*WHAT TO DO:* How many lines in the records below contain the word "selection"? Give only the number.

*EXERCISE MATERIALS:*
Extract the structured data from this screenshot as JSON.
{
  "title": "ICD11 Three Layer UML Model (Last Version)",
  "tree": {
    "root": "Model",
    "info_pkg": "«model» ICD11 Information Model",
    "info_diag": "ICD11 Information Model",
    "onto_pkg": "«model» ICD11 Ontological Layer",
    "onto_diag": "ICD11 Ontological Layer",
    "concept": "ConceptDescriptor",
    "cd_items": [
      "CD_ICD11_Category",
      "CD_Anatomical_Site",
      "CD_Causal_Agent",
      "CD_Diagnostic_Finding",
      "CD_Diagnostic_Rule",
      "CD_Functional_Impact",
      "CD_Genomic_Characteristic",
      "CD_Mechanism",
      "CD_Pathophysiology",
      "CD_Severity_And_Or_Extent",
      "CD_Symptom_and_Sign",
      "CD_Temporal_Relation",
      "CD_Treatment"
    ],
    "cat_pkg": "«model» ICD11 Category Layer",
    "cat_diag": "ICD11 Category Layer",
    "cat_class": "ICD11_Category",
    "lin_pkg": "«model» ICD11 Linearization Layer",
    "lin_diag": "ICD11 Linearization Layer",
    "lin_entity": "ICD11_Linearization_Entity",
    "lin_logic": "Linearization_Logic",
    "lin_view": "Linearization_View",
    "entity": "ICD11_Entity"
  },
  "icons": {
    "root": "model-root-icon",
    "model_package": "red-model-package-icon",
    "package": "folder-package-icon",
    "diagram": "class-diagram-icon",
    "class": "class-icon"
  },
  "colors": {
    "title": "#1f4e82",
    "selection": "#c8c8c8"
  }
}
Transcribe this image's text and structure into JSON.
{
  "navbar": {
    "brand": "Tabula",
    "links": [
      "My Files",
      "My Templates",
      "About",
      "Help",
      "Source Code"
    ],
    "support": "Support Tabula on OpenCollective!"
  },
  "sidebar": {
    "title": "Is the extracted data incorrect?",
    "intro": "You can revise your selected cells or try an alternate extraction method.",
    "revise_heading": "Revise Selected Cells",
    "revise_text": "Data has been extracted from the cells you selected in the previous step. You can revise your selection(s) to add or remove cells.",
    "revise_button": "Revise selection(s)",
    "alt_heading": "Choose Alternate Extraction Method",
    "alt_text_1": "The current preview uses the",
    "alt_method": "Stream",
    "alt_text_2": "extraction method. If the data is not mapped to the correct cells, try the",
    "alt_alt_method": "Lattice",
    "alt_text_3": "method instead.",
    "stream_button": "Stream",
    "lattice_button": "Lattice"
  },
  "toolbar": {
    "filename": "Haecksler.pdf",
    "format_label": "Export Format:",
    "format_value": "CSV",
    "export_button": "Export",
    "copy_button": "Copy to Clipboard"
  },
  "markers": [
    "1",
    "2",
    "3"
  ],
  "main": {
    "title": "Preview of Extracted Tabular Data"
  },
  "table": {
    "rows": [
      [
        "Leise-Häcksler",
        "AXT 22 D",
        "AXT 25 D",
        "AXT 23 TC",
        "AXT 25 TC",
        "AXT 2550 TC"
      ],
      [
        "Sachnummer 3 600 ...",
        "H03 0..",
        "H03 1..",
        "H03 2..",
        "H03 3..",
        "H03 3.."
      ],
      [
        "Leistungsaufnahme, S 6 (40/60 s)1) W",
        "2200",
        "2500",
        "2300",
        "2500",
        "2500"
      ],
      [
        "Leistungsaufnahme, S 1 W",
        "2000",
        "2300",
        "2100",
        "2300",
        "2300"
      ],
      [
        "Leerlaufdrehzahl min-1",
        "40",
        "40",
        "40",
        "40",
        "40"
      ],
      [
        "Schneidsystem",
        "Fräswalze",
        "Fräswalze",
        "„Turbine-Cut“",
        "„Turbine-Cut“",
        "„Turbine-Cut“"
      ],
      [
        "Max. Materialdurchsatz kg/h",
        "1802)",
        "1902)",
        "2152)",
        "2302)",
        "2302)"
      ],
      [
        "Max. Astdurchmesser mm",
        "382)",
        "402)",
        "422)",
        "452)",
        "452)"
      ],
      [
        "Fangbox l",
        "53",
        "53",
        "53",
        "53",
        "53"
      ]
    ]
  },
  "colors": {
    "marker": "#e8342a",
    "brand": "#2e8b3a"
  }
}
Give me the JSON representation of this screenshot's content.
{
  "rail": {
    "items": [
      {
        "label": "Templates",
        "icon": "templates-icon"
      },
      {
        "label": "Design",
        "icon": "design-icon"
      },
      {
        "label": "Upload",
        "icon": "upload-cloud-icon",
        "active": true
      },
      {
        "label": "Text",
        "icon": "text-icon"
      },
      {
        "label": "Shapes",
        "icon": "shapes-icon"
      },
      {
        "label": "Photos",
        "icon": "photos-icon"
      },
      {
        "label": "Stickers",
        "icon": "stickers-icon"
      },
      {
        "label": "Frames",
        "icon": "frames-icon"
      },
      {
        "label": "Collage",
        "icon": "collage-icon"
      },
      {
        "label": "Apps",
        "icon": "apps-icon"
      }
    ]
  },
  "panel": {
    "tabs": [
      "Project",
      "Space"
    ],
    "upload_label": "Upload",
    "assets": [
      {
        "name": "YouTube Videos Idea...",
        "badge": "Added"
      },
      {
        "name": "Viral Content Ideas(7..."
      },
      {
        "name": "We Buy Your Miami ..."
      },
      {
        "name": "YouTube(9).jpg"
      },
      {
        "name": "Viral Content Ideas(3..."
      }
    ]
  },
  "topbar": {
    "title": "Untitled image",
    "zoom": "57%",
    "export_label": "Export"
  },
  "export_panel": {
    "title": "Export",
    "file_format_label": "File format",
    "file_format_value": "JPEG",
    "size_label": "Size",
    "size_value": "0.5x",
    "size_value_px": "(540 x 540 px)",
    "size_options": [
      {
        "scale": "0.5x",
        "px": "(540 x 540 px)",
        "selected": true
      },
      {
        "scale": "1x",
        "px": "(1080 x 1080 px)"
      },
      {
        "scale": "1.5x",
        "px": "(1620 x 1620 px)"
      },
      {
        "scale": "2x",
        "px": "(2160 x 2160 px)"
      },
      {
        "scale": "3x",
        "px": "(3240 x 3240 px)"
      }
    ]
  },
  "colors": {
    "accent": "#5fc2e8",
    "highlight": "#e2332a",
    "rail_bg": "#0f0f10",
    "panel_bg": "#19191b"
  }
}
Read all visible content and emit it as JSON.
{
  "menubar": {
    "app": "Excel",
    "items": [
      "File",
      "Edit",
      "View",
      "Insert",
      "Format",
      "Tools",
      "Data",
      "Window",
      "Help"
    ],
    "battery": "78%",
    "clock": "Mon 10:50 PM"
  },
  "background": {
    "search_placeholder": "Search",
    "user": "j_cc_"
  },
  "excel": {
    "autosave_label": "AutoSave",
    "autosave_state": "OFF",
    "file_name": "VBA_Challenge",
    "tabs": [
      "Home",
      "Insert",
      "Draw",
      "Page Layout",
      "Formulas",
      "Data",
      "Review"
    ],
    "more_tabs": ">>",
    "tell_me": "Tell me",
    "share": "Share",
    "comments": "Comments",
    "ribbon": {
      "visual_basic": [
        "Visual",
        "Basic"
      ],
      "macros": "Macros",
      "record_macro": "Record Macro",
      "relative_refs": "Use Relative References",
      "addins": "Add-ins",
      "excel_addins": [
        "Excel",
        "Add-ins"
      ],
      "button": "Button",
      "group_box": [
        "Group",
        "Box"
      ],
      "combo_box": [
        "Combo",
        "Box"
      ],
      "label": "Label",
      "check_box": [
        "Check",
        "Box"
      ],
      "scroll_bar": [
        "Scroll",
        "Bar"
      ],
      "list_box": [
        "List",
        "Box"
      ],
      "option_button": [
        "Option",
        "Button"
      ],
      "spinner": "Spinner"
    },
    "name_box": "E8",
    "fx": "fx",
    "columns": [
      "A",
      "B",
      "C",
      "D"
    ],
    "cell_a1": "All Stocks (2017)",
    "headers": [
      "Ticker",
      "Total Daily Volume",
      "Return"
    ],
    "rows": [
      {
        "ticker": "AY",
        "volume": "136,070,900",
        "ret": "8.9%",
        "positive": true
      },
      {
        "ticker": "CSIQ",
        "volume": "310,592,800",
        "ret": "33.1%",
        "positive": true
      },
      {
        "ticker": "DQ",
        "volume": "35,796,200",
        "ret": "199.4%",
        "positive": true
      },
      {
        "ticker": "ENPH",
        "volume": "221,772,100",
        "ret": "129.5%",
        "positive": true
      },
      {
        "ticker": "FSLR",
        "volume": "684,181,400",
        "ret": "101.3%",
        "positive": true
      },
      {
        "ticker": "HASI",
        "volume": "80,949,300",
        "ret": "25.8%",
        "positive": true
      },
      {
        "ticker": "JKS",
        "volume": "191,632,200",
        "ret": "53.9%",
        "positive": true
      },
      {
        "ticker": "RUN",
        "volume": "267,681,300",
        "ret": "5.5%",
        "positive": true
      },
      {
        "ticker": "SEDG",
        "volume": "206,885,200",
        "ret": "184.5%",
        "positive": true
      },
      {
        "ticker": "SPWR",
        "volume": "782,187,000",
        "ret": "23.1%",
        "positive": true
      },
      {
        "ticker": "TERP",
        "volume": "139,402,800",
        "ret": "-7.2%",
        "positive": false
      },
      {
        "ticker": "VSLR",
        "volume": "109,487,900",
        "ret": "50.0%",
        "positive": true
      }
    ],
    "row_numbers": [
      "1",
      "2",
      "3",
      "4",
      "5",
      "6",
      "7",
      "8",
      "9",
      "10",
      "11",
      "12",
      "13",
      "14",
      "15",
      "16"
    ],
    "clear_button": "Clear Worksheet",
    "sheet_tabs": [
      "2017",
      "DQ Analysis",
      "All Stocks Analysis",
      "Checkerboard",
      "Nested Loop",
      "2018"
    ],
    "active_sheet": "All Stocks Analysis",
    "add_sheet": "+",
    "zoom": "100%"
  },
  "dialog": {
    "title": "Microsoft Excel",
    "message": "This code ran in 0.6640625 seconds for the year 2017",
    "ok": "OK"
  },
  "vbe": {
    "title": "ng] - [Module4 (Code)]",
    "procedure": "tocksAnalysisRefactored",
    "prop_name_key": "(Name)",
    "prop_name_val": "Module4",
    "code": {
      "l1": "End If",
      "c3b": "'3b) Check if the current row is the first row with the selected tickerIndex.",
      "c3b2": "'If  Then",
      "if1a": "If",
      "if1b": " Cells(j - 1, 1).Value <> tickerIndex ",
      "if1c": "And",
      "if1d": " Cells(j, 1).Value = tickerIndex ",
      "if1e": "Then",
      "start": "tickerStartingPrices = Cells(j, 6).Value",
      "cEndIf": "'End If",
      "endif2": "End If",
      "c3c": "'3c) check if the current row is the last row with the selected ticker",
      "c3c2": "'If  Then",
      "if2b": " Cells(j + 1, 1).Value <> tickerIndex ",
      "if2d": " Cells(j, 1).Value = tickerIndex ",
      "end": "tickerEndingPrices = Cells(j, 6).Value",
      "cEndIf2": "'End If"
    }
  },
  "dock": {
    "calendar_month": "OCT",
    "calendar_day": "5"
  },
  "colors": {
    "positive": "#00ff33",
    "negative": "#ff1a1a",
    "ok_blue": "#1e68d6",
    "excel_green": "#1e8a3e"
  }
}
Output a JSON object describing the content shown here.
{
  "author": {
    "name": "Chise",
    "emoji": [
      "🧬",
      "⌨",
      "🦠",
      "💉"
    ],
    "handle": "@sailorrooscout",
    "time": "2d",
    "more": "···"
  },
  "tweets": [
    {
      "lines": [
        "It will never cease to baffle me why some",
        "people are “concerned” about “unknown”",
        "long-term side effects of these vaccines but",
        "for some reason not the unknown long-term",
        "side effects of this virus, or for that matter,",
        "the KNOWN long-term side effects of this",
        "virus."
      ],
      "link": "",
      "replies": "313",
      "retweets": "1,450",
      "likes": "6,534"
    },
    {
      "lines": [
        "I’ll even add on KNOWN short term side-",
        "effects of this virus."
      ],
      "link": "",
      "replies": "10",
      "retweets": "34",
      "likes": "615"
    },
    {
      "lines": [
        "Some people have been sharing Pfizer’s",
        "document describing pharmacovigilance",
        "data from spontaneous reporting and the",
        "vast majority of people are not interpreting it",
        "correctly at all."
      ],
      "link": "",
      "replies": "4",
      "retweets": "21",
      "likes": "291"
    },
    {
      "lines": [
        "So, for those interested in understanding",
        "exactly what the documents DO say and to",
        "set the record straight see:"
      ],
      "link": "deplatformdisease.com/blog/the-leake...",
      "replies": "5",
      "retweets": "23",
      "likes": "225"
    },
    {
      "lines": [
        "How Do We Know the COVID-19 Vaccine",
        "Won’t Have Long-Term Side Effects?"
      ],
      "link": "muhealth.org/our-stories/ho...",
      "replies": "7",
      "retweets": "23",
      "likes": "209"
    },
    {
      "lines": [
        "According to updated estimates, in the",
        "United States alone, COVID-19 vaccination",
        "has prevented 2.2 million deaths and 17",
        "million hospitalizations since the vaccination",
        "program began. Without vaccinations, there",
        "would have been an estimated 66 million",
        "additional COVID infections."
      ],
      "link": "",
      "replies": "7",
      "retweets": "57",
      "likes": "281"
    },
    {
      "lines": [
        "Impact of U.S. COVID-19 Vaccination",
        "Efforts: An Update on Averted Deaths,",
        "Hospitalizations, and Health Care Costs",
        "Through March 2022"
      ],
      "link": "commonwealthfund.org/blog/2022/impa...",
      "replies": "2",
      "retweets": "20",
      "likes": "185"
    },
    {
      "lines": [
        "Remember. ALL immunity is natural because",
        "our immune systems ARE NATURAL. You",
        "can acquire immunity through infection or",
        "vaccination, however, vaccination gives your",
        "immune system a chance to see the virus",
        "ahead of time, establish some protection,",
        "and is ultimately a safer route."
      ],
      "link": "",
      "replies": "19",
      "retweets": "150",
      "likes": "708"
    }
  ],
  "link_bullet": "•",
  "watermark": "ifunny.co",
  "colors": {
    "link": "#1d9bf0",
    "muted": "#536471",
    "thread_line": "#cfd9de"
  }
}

*ANSWER TO THIS PROBLEM:* 3